▶ _What the task requires_
Set the listing down again exactly, please, apart from its pictures.

[Dataset records on visual material]
⁂

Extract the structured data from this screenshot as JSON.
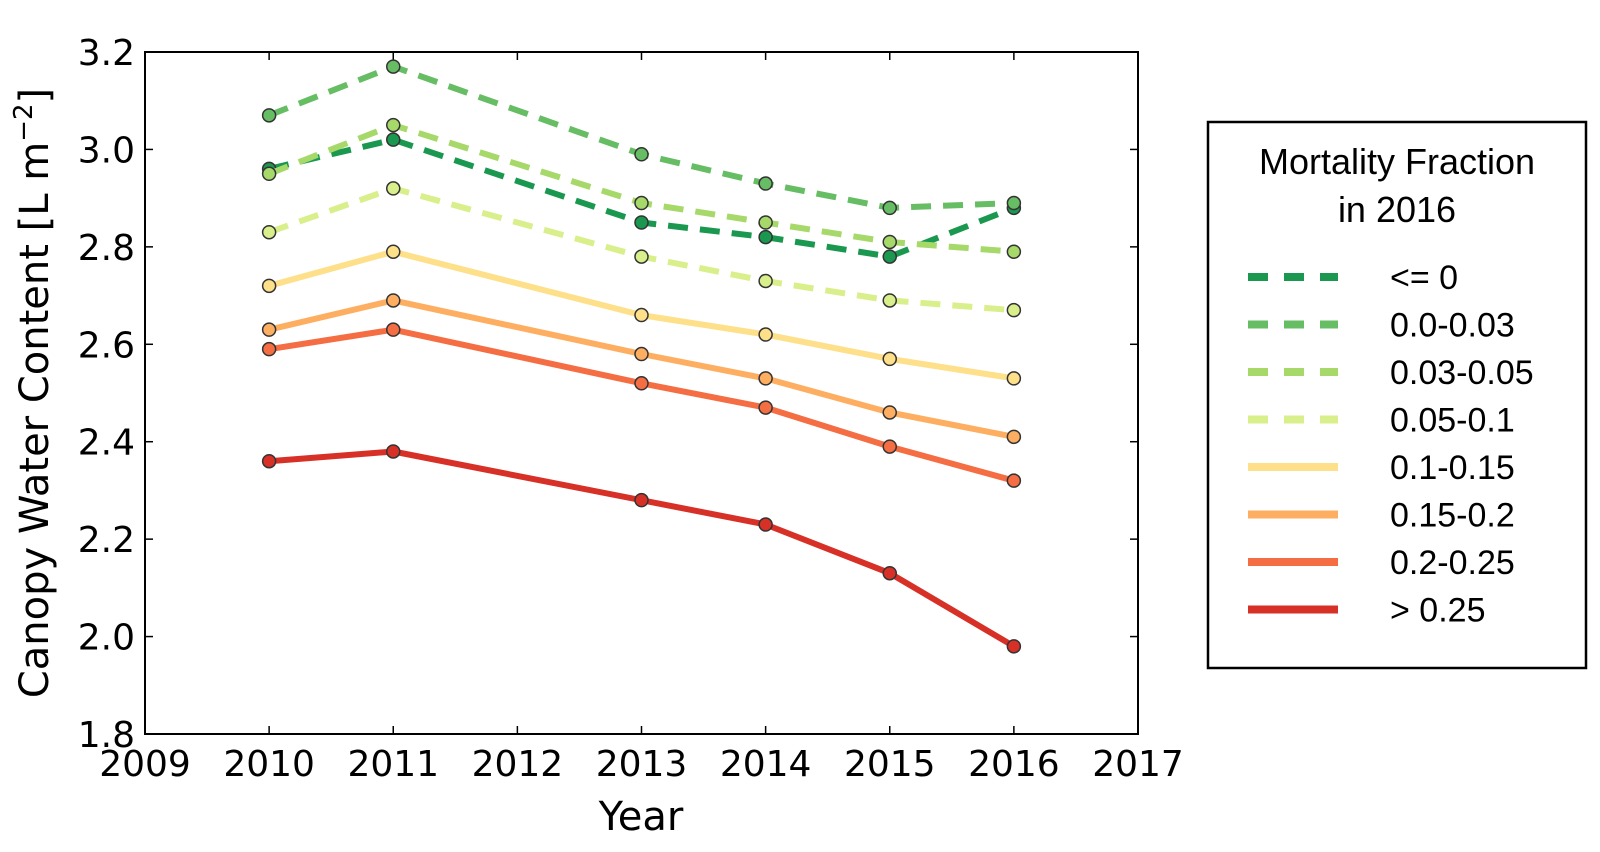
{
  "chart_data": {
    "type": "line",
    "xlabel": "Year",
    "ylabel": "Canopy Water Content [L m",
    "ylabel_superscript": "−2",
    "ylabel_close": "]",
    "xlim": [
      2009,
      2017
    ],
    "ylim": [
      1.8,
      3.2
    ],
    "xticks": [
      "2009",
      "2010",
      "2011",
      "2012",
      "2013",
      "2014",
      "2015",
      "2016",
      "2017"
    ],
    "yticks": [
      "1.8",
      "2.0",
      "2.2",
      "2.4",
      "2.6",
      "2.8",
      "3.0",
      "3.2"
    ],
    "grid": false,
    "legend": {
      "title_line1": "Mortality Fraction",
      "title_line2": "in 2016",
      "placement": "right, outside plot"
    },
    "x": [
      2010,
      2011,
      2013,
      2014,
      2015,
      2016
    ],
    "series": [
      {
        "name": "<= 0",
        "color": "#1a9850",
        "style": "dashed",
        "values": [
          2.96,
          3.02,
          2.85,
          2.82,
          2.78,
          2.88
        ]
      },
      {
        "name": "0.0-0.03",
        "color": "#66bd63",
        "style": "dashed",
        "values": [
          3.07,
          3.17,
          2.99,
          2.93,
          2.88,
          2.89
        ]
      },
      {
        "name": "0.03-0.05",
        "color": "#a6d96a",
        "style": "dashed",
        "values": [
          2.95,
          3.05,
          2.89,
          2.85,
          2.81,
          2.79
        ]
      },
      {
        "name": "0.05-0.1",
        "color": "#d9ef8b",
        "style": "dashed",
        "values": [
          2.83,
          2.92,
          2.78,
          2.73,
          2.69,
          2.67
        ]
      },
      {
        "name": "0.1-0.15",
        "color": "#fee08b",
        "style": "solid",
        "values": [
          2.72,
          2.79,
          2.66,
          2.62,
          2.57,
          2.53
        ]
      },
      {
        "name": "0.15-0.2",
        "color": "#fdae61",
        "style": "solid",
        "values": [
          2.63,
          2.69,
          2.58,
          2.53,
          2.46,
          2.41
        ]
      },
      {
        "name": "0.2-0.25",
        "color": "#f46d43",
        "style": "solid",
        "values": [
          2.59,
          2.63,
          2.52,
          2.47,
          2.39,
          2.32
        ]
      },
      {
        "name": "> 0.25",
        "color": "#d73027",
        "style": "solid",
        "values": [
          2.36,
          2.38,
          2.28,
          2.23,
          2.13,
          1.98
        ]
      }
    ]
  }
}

⁂

▶ _Answer to this exercise_
Extract the structured data from this screenshot as JSON.
{
  "chart_data": {
    "type": "line",
    "xlabel": "Year",
    "ylabel": "Canopy Water Content [L m",
    "ylabel_superscript": "−2",
    "ylabel_close": "]",
    "xlim": [
      2009,
      2017
    ],
    "ylim": [
      1.8,
      3.2
    ],
    "xticks": [
      "2009",
      "2010",
      "2011",
      "2012",
      "2013",
      "2014",
      "2015",
      "2016",
      "2017"
    ],
    "yticks": [
      "1.8",
      "2.0",
      "2.2",
      "2.4",
      "2.6",
      "2.8",
      "3.0",
      "3.2"
    ],
    "grid": false,
    "legend": {
      "title_line1": "Mortality Fraction",
      "title_line2": "in 2016",
      "placement": "right, outside plot"
    },
    "x": [
      2010,
      2011,
      2013,
      2014,
      2015,
      2016
    ],
    "series": [
      {
        "name": "<= 0",
        "color": "#1a9850",
        "style": "dashed",
        "values": [
          2.96,
          3.02,
          2.85,
          2.82,
          2.78,
          2.88
        ]
      },
      {
        "name": "0.0-0.03",
        "color": "#66bd63",
        "style": "dashed",
        "values": [
          3.07,
          3.17,
          2.99,
          2.93,
          2.88,
          2.89
        ]
      },
      {
        "name": "0.03-0.05",
        "color": "#a6d96a",
        "style": "dashed",
        "values": [
          2.95,
          3.05,
          2.89,
          2.85,
          2.81,
          2.79
        ]
      },
      {
        "name": "0.05-0.1",
        "color": "#d9ef8b",
        "style": "dashed",
        "values": [
          2.83,
          2.92,
          2.78,
          2.73,
          2.69,
          2.67
        ]
      },
      {
        "name": "0.1-0.15",
        "color": "#fee08b",
        "style": "solid",
        "values": [
          2.72,
          2.79,
          2.66,
          2.62,
          2.57,
          2.53
        ]
      },
      {
        "name": "0.15-0.2",
        "color": "#fdae61",
        "style": "solid",
        "values": [
          2.63,
          2.69,
          2.58,
          2.53,
          2.46,
          2.41
        ]
      },
      {
        "name": "0.2-0.25",
        "color": "#f46d43",
        "style": "solid",
        "values": [
          2.59,
          2.63,
          2.52,
          2.47,
          2.39,
          2.32
        ]
      },
      {
        "name": "> 0.25",
        "color": "#d73027",
        "style": "solid",
        "values": [
          2.36,
          2.38,
          2.28,
          2.23,
          2.13,
          1.98
        ]
      }
    ]
  }
}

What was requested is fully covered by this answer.